WRITTEN PROBLEM
Please swap "Teams" for "Zoom" in the lines from the line with "description-line: - Showcase" up to and including the line with "description-line: - Final", and give back only those lines with nothing else changed.

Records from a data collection
━━━

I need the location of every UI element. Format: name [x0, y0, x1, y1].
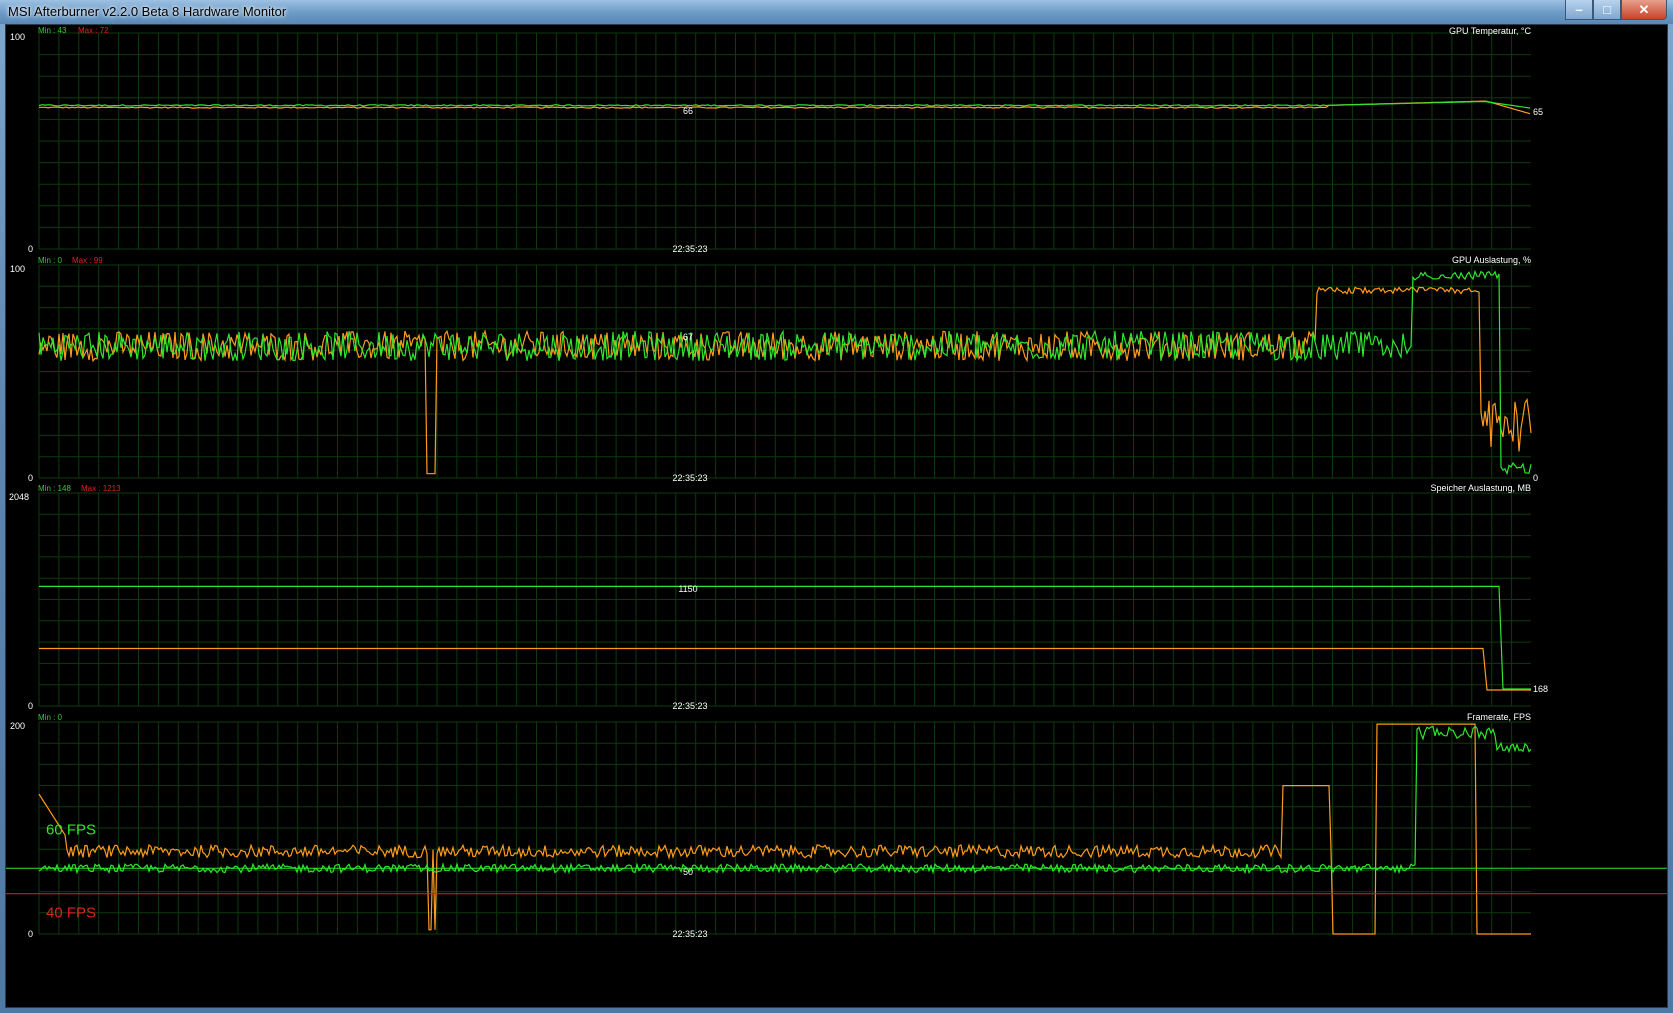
end-value: 0	[1533, 473, 1538, 483]
fps-60-label: 60 FPS	[46, 821, 96, 838]
max-label: Max : 72	[78, 26, 109, 35]
end-value: 65	[1533, 107, 1543, 117]
max-label: Max : 99	[72, 256, 103, 265]
panel-framerate[interactable]: 200 0 Min : 0 Framerate, FPS 22:35:23 50	[10, 712, 1532, 939]
time-label: 22:35:23	[672, 701, 707, 711]
series-orange	[38, 286, 1532, 475]
min-label: Min : 0	[38, 256, 63, 265]
minimize-button[interactable]: –	[1565, 0, 1593, 20]
y-axis-min: 0	[28, 473, 33, 483]
min-label: Min : 0	[38, 713, 63, 722]
close-button[interactable]: ✕	[1621, 0, 1667, 20]
center-value: 67	[683, 332, 693, 342]
y-axis-min: 0	[28, 701, 33, 711]
min-label: Min : 148	[38, 484, 71, 493]
grid-lines	[38, 492, 1531, 707]
grid-lines	[38, 32, 1531, 250]
graph-title: Framerate, FPS	[1467, 712, 1531, 722]
center-value: 66	[683, 106, 693, 116]
hardware-monitor-graphs[interactable]: 100 0 Min : 43 Max : 72 GPU Temperatur, …	[6, 25, 1667, 1007]
y-axis-max: 200	[10, 721, 25, 731]
afterburner-window: MSI Afterburner v2.2.0 Beta 8 Hardware M…	[0, 0, 1673, 1013]
y-axis-min: 0	[28, 929, 33, 939]
series-green	[39, 585, 1531, 690]
end-value: 168	[1533, 684, 1548, 694]
series-orange	[38, 723, 1531, 935]
panel-gpu-temperature[interactable]: 100 0 Min : 43 Max : 72 GPU Temperatur, …	[10, 26, 1543, 254]
graph-title: Speicher Auslastung, MB	[1430, 483, 1531, 493]
title-bar[interactable]: MSI Afterburner v2.2.0 Beta 8 Hardware M…	[0, 0, 1673, 24]
maximize-button[interactable]: □	[1593, 0, 1621, 20]
time-label: 22:35:23	[672, 473, 707, 483]
fps-40-label: 40 FPS	[46, 905, 96, 922]
graph-title: GPU Auslastung, %	[1452, 255, 1531, 265]
panel-memory-usage[interactable]: 2048 0 Min : 148 Max : 1213 Speicher Aus…	[9, 483, 1548, 711]
time-label: 22:35:23	[672, 244, 707, 254]
close-icon: ✕	[1638, 1, 1650, 17]
window-title: MSI Afterburner v2.2.0 Beta 8 Hardware M…	[8, 4, 287, 19]
y-axis-max: 100	[10, 32, 25, 42]
series-green	[38, 269, 1532, 476]
monitor-client-area: 100 0 Min : 43 Max : 72 GPU Temperatur, …	[5, 24, 1668, 1008]
caption-buttons: – □ ✕	[1547, 0, 1667, 20]
series-orange	[39, 100, 1531, 115]
grid-lines	[38, 264, 1531, 479]
grid-lines	[38, 721, 1531, 935]
maximize-icon: □	[1603, 2, 1611, 17]
center-value: 1150	[678, 584, 697, 594]
time-label: 22:35:23	[672, 929, 707, 939]
min-label: Min : 43	[38, 26, 67, 35]
y-axis-min: 0	[28, 244, 33, 254]
panel-gpu-usage[interactable]: 100 0 Min : 0 Max : 99 GPU Auslastung, %…	[10, 255, 1538, 483]
series-orange	[39, 647, 1531, 691]
max-label: Max : 1213	[81, 484, 121, 493]
minimize-icon: –	[1575, 2, 1583, 17]
y-axis-max: 100	[10, 264, 25, 274]
y-axis-max: 2048	[9, 492, 29, 502]
graph-title: GPU Temperatur, °C	[1449, 26, 1531, 36]
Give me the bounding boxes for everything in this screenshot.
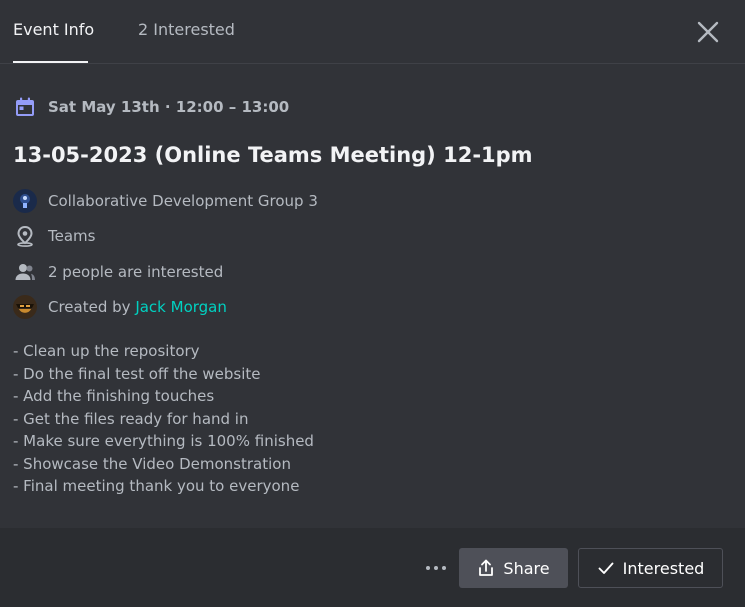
description-line: - Showcase the Video Demonstration: [13, 454, 291, 473]
event-date-row: Sat May 13th · 12:00 – 13:00: [14, 95, 289, 119]
description-line: - Add the finishing touches: [13, 387, 215, 405]
event-title: 13-05-2023 (Online Teams Meeting) 12-1pm: [13, 143, 533, 167]
share-icon: [477, 559, 495, 577]
location-icon-wrap: [13, 224, 37, 248]
guild-avatar: [13, 189, 37, 213]
guild-name: Collaborative Development Group 3: [48, 192, 318, 210]
event-location-row: Teams: [13, 223, 95, 249]
guild-icon: [13, 189, 37, 213]
tab-interested[interactable]: 2 Interested: [138, 20, 235, 40]
created-by-text: Created by Jack Morgan: [48, 298, 227, 316]
event-description: - Clean up the repository - Do the final…: [13, 340, 314, 498]
interested-count: 2 people are interested: [48, 263, 224, 281]
interested-button[interactable]: Interested: [578, 548, 723, 588]
creator-link[interactable]: Jack Morgan: [135, 298, 227, 316]
description-line: - Get the files ready for hand in: [13, 409, 249, 428]
checkmark-icon: [597, 559, 615, 577]
description-line: - Final meeting thank you to everyone: [13, 477, 300, 495]
creator-avatar[interactable]: [13, 295, 37, 319]
creator-avatar-icon: [13, 295, 37, 319]
event-location: Teams: [48, 227, 96, 245]
description-line: - Do the final test off the website: [13, 364, 261, 383]
event-interest-row: 2 people are interested: [13, 259, 223, 285]
more-options-button[interactable]: [420, 553, 452, 583]
event-guild-row: Collaborative Development Group 3: [13, 188, 318, 214]
created-by-label: Created by: [48, 298, 136, 316]
active-tab-indicator: [13, 61, 88, 63]
share-label: Share: [503, 558, 550, 578]
description-line: - Make sure everything is 100% finished: [13, 432, 314, 450]
modal-header: Event Info 2 Interested: [0, 0, 745, 64]
description-line: - Clean up the repository: [13, 342, 200, 360]
event-modal: Event Info 2 Interested Sat May 13th · 1…: [0, 0, 745, 607]
close-button[interactable]: [694, 18, 722, 46]
share-button[interactable]: Share: [459, 548, 568, 588]
more-dots-icon: [426, 566, 446, 570]
tab-event-info[interactable]: Event Info: [13, 20, 94, 40]
close-icon: [697, 21, 719, 43]
people-icon: [15, 264, 35, 280]
people-icon-wrap: [13, 260, 37, 284]
event-date: Sat May 13th · 12:00 – 13:00: [48, 98, 290, 116]
event-creator-row: Created by Jack Morgan: [13, 294, 227, 320]
calendar-icon: [16, 97, 34, 116]
modal-footer: Share Interested: [0, 528, 745, 607]
location-pin-icon: [17, 225, 33, 247]
interested-label: Interested: [622, 558, 705, 578]
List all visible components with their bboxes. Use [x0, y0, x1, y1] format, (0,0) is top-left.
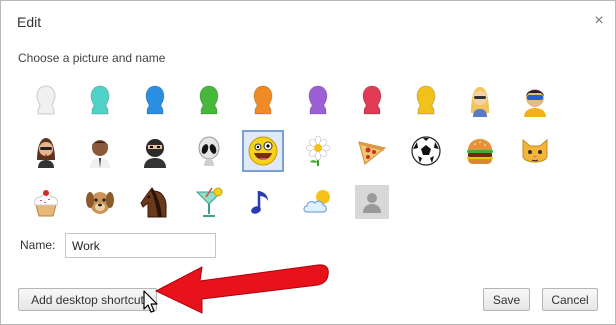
avatar-silhouette-yellow[interactable] — [405, 79, 447, 121]
add-desktop-shortcut-button[interactable]: Add desktop shortcut — [18, 288, 157, 311]
avatar-silhouette-white-icon — [36, 85, 56, 115]
avatar-businessman[interactable] — [79, 130, 121, 172]
avatar-ninja[interactable] — [134, 130, 176, 172]
avatar-flower-icon — [305, 135, 331, 166]
avatar-silhouette-yellow-icon — [416, 85, 436, 115]
avatar-placeholder[interactable] — [351, 181, 393, 223]
avatar-cocktail[interactable] — [188, 181, 230, 223]
avatar-alien[interactable] — [188, 130, 230, 172]
avatar-cupcake[interactable] — [25, 181, 67, 223]
avatar-weather-icon — [303, 190, 330, 213]
avatar-silhouette-orange-icon — [253, 85, 273, 115]
cancel-button[interactable]: Cancel — [542, 288, 598, 311]
avatar-dog[interactable] — [79, 181, 121, 223]
avatar-blonde-woman[interactable] — [459, 79, 501, 121]
avatar-pizza[interactable] — [351, 130, 393, 172]
avatar-businessman-icon — [90, 140, 110, 168]
avatar-silhouette-red[interactable] — [351, 79, 393, 121]
avatar-superhero-icon — [524, 89, 546, 117]
avatar-silhouette-orange[interactable] — [242, 79, 284, 121]
avatar-smiley-icon — [248, 136, 278, 166]
avatar-burger-icon — [467, 139, 493, 164]
avatar-music-note-icon — [251, 191, 268, 214]
avatar-alien-icon — [198, 136, 220, 166]
avatar-silhouette-teal[interactable] — [79, 79, 121, 121]
avatar-smiley[interactable] — [242, 130, 284, 172]
avatar-soccer-ball[interactable] — [405, 130, 447, 172]
dialog-title: Edit — [17, 14, 42, 30]
avatar-music-note[interactable] — [242, 181, 284, 223]
avatar-burger[interactable] — [459, 130, 501, 172]
name-label: Name: — [20, 238, 56, 252]
avatar-silhouette-red-icon — [362, 85, 382, 115]
avatar-silhouette-white[interactable] — [25, 79, 67, 121]
avatar-silhouette-purple-icon — [308, 85, 328, 115]
avatar-horse[interactable] — [134, 181, 176, 223]
avatar-cocktail-icon — [195, 187, 223, 217]
avatar-pizza-icon — [358, 141, 387, 165]
avatar-silhouette-purple[interactable] — [297, 79, 339, 121]
avatar-dog-icon — [86, 192, 114, 214]
avatar-flower[interactable] — [297, 130, 339, 172]
avatar-silhouette-teal-icon — [90, 85, 110, 115]
avatar-businesswoman[interactable] — [25, 130, 67, 172]
avatar-silhouette-green-icon — [199, 85, 219, 115]
edit-dialog: Edit × Choose a picture and name Name: A… — [0, 0, 616, 325]
avatar-placeholder-icon — [355, 185, 389, 219]
avatar-cat[interactable] — [514, 130, 556, 172]
avatar-superhero[interactable] — [514, 79, 556, 121]
avatar-blonde-woman-icon — [471, 87, 489, 117]
avatar-silhouette-blue-icon — [145, 85, 165, 115]
avatar-cupcake-icon — [34, 190, 58, 217]
avatar-ninja-icon — [144, 139, 166, 168]
avatar-cat-icon — [522, 138, 548, 163]
avatar-silhouette-blue[interactable] — [134, 79, 176, 121]
avatar-horse-icon — [140, 187, 167, 218]
dialog-subtitle: Choose a picture and name — [18, 51, 166, 65]
save-button[interactable]: Save — [483, 288, 530, 311]
close-icon[interactable]: × — [592, 13, 606, 29]
avatar-businesswoman-icon — [37, 138, 55, 168]
name-input[interactable] — [65, 233, 216, 258]
avatar-weather[interactable] — [297, 181, 339, 223]
avatar-soccer-ball-icon — [411, 136, 441, 166]
avatar-silhouette-green[interactable] — [188, 79, 230, 121]
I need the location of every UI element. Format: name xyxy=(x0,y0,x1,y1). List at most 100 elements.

━━━

OUTPUT BELOW
description-line: - Showcase the Video Demonstration: [13, 454, 291, 473]
event-date-row: Sat May 13th · 12:00 – 13:00: [14, 95, 289, 119]
description-line: - Add the finishing touches: [13, 387, 215, 405]
event-title: 13-05-2023 (Online Zoom Meeting) 12-1pm: [13, 143, 533, 167]
share-icon: [477, 559, 495, 577]
location-icon-wrap: [13, 224, 37, 248]
guild-avatar: [13, 189, 37, 213]
guild-name: Collaborative Development Group 3: [48, 192, 318, 210]
event-location-row: Zoom: [13, 223, 95, 249]
guild-icon: [13, 189, 37, 213]
tab-interested[interactable]: 2 Interested: [138, 20, 235, 40]
created-by-text: Created by Jack Morgan: [48, 298, 227, 316]
event-description: - Clean up the repository - Do the final…: [13, 340, 314, 498]
interested-count: 2 people are interested: [48, 263, 224, 281]
interested-button[interactable]: Interested: [578, 548, 723, 588]
creator-link[interactable]: Jack Morgan: [135, 298, 227, 316]
description-line: - Get the files ready for hand in: [13, 409, 249, 428]
checkmark-icon: [597, 559, 615, 577]
description-line: - Final meeting thank you to everyone: [13, 477, 300, 495]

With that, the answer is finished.